(A run of records)
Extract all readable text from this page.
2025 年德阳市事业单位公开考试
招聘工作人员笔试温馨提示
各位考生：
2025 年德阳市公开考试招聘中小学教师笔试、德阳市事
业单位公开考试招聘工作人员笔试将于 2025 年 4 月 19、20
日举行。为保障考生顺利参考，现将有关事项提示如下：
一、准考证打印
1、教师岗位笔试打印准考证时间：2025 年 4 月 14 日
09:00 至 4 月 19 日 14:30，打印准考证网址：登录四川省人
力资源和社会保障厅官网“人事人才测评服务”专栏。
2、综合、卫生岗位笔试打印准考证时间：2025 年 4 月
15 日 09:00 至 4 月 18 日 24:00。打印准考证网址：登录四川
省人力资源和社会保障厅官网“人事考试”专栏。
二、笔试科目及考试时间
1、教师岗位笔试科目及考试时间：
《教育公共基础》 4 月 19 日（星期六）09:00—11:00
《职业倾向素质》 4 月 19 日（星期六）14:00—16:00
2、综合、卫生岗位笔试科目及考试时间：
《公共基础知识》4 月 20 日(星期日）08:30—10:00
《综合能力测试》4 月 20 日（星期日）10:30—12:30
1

▶ [Request]
Working from the material above, retype it in its entirety without change.

▶ [Output of the task]
Extract all readable text from this page.
2025 年德阳市事业单位公开考试
招聘工作人员笔试温馨提示
各位考生：
2025 年德阳市公开考试招聘中小学教师笔试、德阳市事
业单位公开考试招聘工作人员笔试将于 2025 年 4 月 19、20
日举行。为保障考生顺利参考，现将有关事项提示如下：
一、准考证打印
1、教师岗位笔试打印准考证时间：2025 年 4 月 14 日
09:00 至 4 月 19 日 14:30，打印准考证网址：登录四川省人
力资源和社会保障厅官网“人事人才测评服务”专栏。
2、综合、卫生岗位笔试打印准考证时间：2025 年 4 月
15 日 09:00 至 4 月 18 日 24:00。打印准考证网址：登录四川
省人力资源和社会保障厅官网“人事考试”专栏。
二、笔试科目及考试时间
1、教师岗位笔试科目及考试时间：
《教育公共基础》 4 月 19 日（星期六）09:00—11:00
《职业倾向素质》 4 月 19 日（星期六）14:00—16:00
2、综合、卫生岗位笔试科目及考试时间：
《公共基础知识》4 月 20 日(星期日）08:30—10:00
《综合能力测试》4 月 20 日（星期日）10:30—12:30
1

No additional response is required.